## START

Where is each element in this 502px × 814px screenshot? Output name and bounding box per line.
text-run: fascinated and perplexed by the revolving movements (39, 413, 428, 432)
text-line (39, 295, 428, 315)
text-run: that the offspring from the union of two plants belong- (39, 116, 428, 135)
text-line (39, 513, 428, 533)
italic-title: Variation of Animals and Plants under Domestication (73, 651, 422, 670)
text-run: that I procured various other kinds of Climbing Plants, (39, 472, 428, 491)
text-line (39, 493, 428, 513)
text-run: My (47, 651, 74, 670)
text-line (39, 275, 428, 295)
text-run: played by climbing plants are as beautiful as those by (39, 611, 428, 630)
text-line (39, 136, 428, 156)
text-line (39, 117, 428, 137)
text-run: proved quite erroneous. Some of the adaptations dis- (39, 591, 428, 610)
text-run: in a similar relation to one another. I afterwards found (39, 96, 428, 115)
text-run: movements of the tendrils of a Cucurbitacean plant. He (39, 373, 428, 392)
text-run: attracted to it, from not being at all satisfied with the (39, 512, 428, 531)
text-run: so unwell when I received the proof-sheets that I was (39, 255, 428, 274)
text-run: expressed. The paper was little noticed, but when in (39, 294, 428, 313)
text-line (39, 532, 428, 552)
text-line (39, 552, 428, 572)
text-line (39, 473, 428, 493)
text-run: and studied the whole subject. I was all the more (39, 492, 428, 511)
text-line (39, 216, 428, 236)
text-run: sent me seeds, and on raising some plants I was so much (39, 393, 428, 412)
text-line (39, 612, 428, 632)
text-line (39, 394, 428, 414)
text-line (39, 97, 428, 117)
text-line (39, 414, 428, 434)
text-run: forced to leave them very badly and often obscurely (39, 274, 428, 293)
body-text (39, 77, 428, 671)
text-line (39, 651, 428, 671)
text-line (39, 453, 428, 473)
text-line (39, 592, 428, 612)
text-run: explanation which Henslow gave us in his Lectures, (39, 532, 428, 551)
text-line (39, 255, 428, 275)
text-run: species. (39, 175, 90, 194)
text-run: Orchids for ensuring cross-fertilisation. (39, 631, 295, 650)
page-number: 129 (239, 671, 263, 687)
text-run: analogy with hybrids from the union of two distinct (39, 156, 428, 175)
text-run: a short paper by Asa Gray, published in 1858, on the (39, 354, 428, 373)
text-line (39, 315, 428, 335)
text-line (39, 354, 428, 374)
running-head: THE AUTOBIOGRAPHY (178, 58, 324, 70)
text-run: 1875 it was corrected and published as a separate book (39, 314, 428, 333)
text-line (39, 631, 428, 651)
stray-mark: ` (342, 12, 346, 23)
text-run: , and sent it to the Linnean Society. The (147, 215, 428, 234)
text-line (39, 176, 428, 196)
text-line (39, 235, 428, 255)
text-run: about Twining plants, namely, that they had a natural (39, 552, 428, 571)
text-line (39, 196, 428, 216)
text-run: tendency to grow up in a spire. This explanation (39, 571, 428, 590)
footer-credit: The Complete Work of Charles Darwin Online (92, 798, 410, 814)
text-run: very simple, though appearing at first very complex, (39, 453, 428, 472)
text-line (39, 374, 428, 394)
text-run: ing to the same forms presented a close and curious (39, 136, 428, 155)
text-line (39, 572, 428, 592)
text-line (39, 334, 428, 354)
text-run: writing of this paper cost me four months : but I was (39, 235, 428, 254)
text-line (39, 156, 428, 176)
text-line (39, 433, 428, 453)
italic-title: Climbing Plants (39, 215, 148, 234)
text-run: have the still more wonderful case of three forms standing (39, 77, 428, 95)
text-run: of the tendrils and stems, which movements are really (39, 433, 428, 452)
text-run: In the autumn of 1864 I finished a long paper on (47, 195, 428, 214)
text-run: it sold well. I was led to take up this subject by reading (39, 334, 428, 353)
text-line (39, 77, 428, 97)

## END

• [Aim of the exercise] Rewrite each line of the records as a numbered list, leaving out any blank lines.

• [Result]
1. Where is each element in this 502px × 814px screenshot? Output name and bounding box per line.
2. text-run: fascinated and perplexed by the revolving movements (39, 413, 428, 432)
3. text-line (39, 295, 428, 315)
4. text-run: that the offspring from the union of two plants belong- (39, 116, 428, 135)
5. text-line (39, 513, 428, 533)
6. italic-title: Variation of Animals and Plants under Domestication (73, 651, 422, 670)
7. text-run: that I procured various other kinds of Climbing Plants, (39, 472, 428, 491)
8. text-line (39, 493, 428, 513)
9. text-run: My (47, 651, 74, 670)
10. text-line (39, 275, 428, 295)
11. text-run: played by climbing plants are as beautiful as those by (39, 611, 428, 630)
12. text-line (39, 136, 428, 156)
13. text-line (39, 117, 428, 137)
14. text-run: proved quite erroneous. Some of the adaptations dis- (39, 591, 428, 610)
15. text-run: in a similar relation to one another. I afterwards found (39, 96, 428, 115)
16. text-run: movements of the tendrils of a Cucurbitacean plant. He (39, 373, 428, 392)
17. text-run: attracted to it, from not being at all satisfied with the (39, 512, 428, 531)
18. text-run: so unwell when I received the proof-sheets that I was (39, 255, 428, 274)
19. text-run: expressed. The paper was little noticed, but when in (39, 294, 428, 313)
20. text-line (39, 532, 428, 552)
21. text-line (39, 552, 428, 572)
22. text-line (39, 473, 428, 493)
23. text-run: and studied the whole subject. I was all the more (39, 492, 428, 511)
24. text-line (39, 216, 428, 236)
25. text-run: sent me seeds, and on raising some plants I was so much (39, 393, 428, 412)
26. text-line (39, 612, 428, 632)
27. text-line (39, 394, 428, 414)
28. text-line (39, 97, 428, 117)
29. text-line (39, 414, 428, 434)
30. text-run: forced to leave them very badly and often obscurely (39, 274, 428, 293)
31. body-text (39, 77, 428, 671)
32. text-line (39, 651, 428, 671)
33. text-line (39, 453, 428, 473)
34. text-line (39, 592, 428, 612)
35. text-run: explanation which Henslow gave us in his Lectures, (39, 532, 428, 551)
36. text-line (39, 255, 428, 275)
37. text-run: species. (39, 175, 90, 194)
38. text-run: Orchids for ensuring cross-fertilisation. (39, 631, 295, 650)
39. page-number: 129 (239, 671, 263, 687)
40. text-run: analogy with hybrids from the union of two distinct (39, 156, 428, 175)
41. text-run: a short paper by Asa Gray, published in 1858, on the (39, 354, 428, 373)
42. text-line (39, 315, 428, 335)
43. text-line (39, 354, 428, 374)
44. running-head: THE AUTOBIOGRAPHY (178, 58, 324, 70)
45. text-run: 1875 it was corrected and published as a separate book (39, 314, 428, 333)
46. text-line (39, 631, 428, 651)
47. stray-mark: ` (342, 12, 346, 23)
48. text-run: , and sent it to the Linnean Society. The (147, 215, 428, 234)
49. text-line (39, 176, 428, 196)
50. text-line (39, 235, 428, 255)
51. text-run: about Twining plants, namely, that they had a natural (39, 552, 428, 571)
52. text-line (39, 196, 428, 216)
53. text-run: tendency to grow up in a spire. This explanation (39, 571, 428, 590)
54. footer-credit: The Complete Work of Charles Darwin Online (92, 798, 410, 814)
55. text-run: very simple, though appearing at first very complex, (39, 453, 428, 472)
56. text-line (39, 374, 428, 394)
57. text-run: ing to the same forms presented a close and curious (39, 136, 428, 155)
58. text-line (39, 572, 428, 592)
59. text-line (39, 334, 428, 354)
60. text-run: writing of this paper cost me four months : but I was (39, 235, 428, 254)
61. text-line (39, 156, 428, 176)
62. text-line (39, 433, 428, 453)
63. italic-title: Climbing Plants (39, 215, 148, 234)
64. text-run: have the still more wonderful case of three forms standing (39, 77, 428, 95)
65. text-run: of the tendrils and stems, which movements are really (39, 433, 428, 452)
66. text-run: In the autumn of 1864 I finished a long paper on (47, 195, 428, 214)
67. text-run: it sold well. I was led to take up this subject by reading (39, 334, 428, 353)
68. text-line (39, 77, 428, 97)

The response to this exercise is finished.